| PROBLEM |
Count how many lines of the data below contain the string "Christus"; the reply should be that number alone.

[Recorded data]
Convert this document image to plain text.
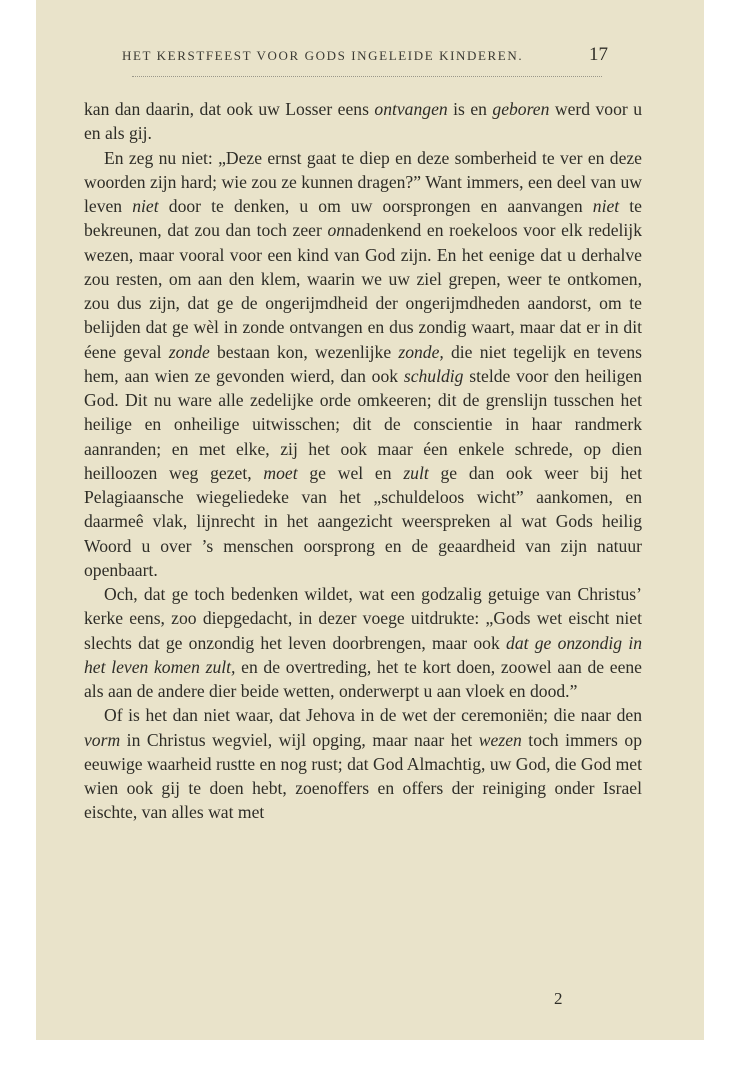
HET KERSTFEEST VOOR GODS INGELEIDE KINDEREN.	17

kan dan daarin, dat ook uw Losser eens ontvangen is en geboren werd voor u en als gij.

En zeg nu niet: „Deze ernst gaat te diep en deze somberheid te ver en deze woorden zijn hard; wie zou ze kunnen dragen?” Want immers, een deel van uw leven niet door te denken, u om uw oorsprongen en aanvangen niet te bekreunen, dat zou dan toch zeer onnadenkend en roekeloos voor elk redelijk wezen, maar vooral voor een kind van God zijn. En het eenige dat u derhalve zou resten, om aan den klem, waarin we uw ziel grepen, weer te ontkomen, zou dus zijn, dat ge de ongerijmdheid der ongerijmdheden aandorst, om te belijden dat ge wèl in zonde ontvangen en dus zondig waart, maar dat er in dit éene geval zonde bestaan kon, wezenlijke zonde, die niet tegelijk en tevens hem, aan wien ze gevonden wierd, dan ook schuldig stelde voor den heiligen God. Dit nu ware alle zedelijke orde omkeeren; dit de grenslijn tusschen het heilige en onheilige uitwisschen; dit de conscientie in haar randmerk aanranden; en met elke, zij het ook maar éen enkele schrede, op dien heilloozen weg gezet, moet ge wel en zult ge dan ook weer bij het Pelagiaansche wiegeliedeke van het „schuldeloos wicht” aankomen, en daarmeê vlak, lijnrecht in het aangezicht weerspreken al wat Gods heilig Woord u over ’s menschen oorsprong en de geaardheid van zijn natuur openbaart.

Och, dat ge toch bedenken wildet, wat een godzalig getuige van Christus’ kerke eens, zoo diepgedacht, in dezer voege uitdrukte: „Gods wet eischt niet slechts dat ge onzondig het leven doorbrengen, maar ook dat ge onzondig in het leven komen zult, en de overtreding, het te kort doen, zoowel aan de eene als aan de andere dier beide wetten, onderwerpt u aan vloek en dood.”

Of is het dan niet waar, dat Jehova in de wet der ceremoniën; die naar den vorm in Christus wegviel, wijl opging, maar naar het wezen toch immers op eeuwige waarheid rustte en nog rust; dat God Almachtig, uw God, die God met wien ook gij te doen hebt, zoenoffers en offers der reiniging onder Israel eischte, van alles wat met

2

| SOLUTION FOR THIS PROBLEM |
2